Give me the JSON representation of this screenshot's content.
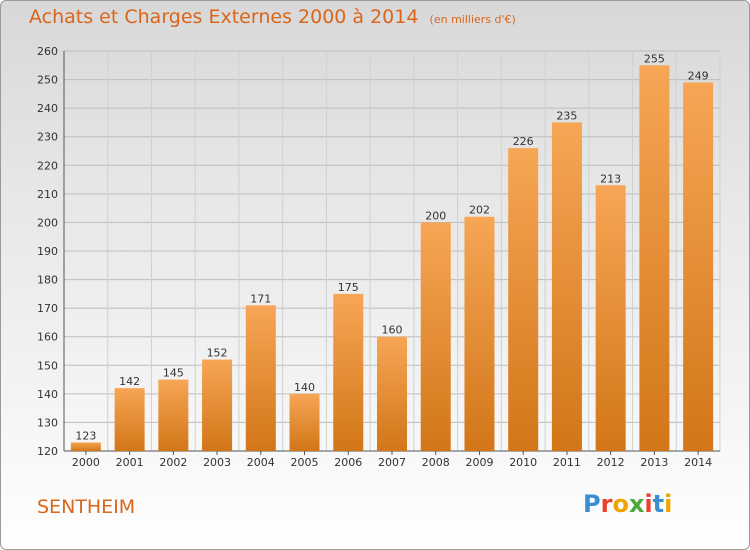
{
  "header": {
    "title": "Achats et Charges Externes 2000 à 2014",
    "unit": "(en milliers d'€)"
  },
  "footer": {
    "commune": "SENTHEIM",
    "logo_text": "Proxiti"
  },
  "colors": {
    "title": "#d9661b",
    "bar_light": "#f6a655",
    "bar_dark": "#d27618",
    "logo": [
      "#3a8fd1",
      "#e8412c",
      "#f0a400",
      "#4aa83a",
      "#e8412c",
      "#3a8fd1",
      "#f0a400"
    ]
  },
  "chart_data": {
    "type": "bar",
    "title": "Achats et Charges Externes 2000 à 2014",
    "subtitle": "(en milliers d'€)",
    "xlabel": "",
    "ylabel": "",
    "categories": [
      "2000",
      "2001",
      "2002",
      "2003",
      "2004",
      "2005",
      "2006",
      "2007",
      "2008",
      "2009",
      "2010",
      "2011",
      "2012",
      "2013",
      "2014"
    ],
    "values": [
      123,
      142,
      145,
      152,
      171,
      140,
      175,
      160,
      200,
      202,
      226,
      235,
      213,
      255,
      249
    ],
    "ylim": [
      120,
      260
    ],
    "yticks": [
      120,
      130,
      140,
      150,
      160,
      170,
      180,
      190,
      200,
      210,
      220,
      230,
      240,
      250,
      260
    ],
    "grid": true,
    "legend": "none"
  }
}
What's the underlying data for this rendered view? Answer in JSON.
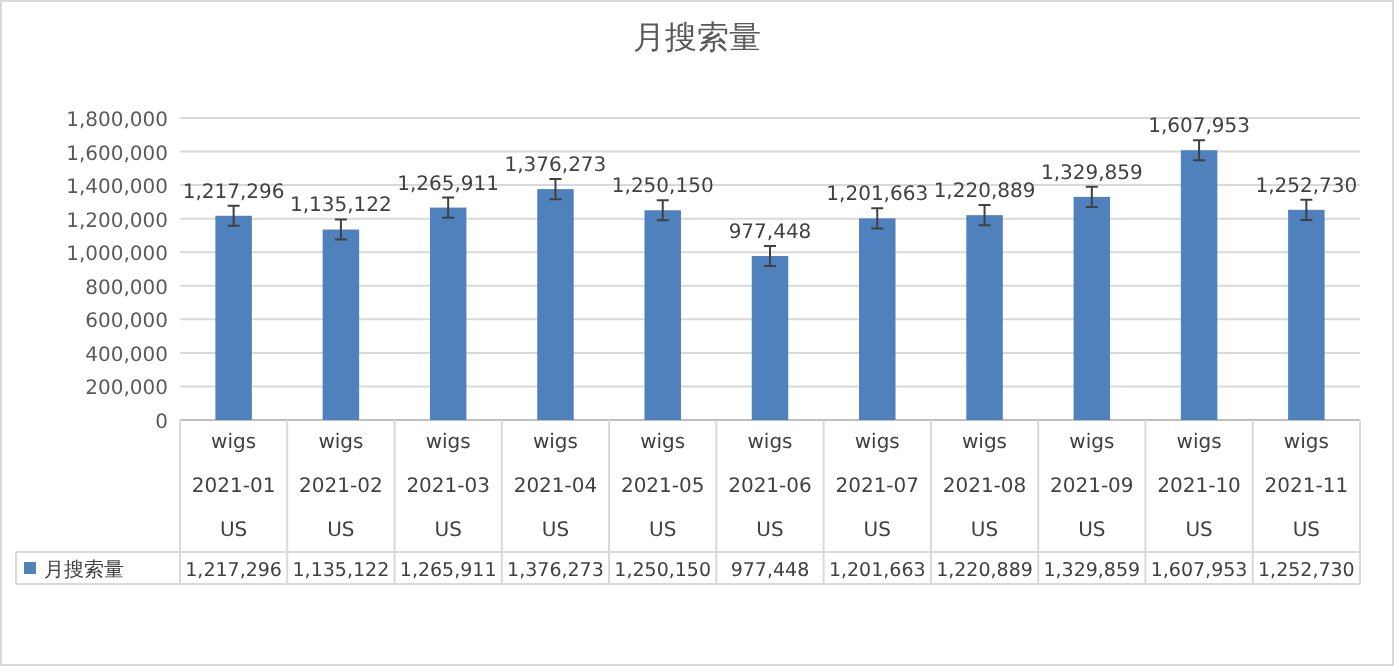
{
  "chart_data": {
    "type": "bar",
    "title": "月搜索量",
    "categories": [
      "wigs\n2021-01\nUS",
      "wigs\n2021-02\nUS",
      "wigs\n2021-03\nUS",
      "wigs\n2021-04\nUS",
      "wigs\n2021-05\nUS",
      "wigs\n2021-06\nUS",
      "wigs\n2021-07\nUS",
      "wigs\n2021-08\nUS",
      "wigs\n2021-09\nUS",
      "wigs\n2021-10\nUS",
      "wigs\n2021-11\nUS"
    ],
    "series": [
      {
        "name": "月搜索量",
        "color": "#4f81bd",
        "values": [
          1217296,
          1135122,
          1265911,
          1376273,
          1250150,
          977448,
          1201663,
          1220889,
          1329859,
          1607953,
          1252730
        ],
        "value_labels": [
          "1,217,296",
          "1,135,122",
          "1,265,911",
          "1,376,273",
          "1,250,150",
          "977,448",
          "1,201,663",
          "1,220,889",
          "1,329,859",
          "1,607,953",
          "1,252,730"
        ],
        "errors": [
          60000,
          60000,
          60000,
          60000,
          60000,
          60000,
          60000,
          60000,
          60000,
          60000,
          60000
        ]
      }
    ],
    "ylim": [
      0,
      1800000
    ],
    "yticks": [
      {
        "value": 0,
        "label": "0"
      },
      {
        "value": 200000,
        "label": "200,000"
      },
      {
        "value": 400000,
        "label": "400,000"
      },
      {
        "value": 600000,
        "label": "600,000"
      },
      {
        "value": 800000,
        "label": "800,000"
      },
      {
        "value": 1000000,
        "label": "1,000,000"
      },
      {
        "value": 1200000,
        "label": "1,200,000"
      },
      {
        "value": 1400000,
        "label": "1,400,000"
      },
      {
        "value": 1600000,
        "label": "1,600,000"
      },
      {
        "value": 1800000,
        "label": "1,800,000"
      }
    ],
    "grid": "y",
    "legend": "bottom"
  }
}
* * * *
• **Short task**
Please write out all of the material above without changing a word, and omit any pictures.

• **Expected answer**
Give me the JSON representation of this screenshot's content.
{
  "header": {
    "title": "Achats et Charges Externes 2000 à 2014",
    "unit": "(en milliers d'€)"
  },
  "footer": {
    "commune": "SENTHEIM",
    "logo_text": "Proxiti"
  },
  "colors": {
    "title": "#d9661b",
    "bar_light": "#f6a655",
    "bar_dark": "#d27618",
    "logo": [
      "#3a8fd1",
      "#e8412c",
      "#f0a400",
      "#4aa83a",
      "#e8412c",
      "#3a8fd1",
      "#f0a400"
    ]
  },
  "chart_data": {
    "type": "bar",
    "title": "Achats et Charges Externes 2000 à 2014",
    "subtitle": "(en milliers d'€)",
    "xlabel": "",
    "ylabel": "",
    "categories": [
      "2000",
      "2001",
      "2002",
      "2003",
      "2004",
      "2005",
      "2006",
      "2007",
      "2008",
      "2009",
      "2010",
      "2011",
      "2012",
      "2013",
      "2014"
    ],
    "values": [
      123,
      142,
      145,
      152,
      171,
      140,
      175,
      160,
      200,
      202,
      226,
      235,
      213,
      255,
      249
    ],
    "ylim": [
      120,
      260
    ],
    "yticks": [
      120,
      130,
      140,
      150,
      160,
      170,
      180,
      190,
      200,
      210,
      220,
      230,
      240,
      250,
      260
    ],
    "grid": true,
    "legend": "none"
  }
}
What's the underlying data for this rendered view? Answer in JSON.
{
  "chart_data": {
    "type": "bar",
    "title": "月搜索量",
    "categories": [
      "wigs\n2021-01\nUS",
      "wigs\n2021-02\nUS",
      "wigs\n2021-03\nUS",
      "wigs\n2021-04\nUS",
      "wigs\n2021-05\nUS",
      "wigs\n2021-06\nUS",
      "wigs\n2021-07\nUS",
      "wigs\n2021-08\nUS",
      "wigs\n2021-09\nUS",
      "wigs\n2021-10\nUS",
      "wigs\n2021-11\nUS"
    ],
    "series": [
      {
        "name": "月搜索量",
        "color": "#4f81bd",
        "values": [
          1217296,
          1135122,
          1265911,
          1376273,
          1250150,
          977448,
          1201663,
          1220889,
          1329859,
          1607953,
          1252730
        ],
        "value_labels": [
          "1,217,296",
          "1,135,122",
          "1,265,911",
          "1,376,273",
          "1,250,150",
          "977,448",
          "1,201,663",
          "1,220,889",
          "1,329,859",
          "1,607,953",
          "1,252,730"
        ],
        "errors": [
          60000,
          60000,
          60000,
          60000,
          60000,
          60000,
          60000,
          60000,
          60000,
          60000,
          60000
        ]
      }
    ],
    "ylim": [
      0,
      1800000
    ],
    "yticks": [
      {
        "value": 0,
        "label": "0"
      },
      {
        "value": 200000,
        "label": "200,000"
      },
      {
        "value": 400000,
        "label": "400,000"
      },
      {
        "value": 600000,
        "label": "600,000"
      },
      {
        "value": 800000,
        "label": "800,000"
      },
      {
        "value": 1000000,
        "label": "1,000,000"
      },
      {
        "value": 1200000,
        "label": "1,200,000"
      },
      {
        "value": 1400000,
        "label": "1,400,000"
      },
      {
        "value": 1600000,
        "label": "1,600,000"
      },
      {
        "value": 1800000,
        "label": "1,800,000"
      }
    ],
    "grid": "y",
    "legend": "bottom"
  }
}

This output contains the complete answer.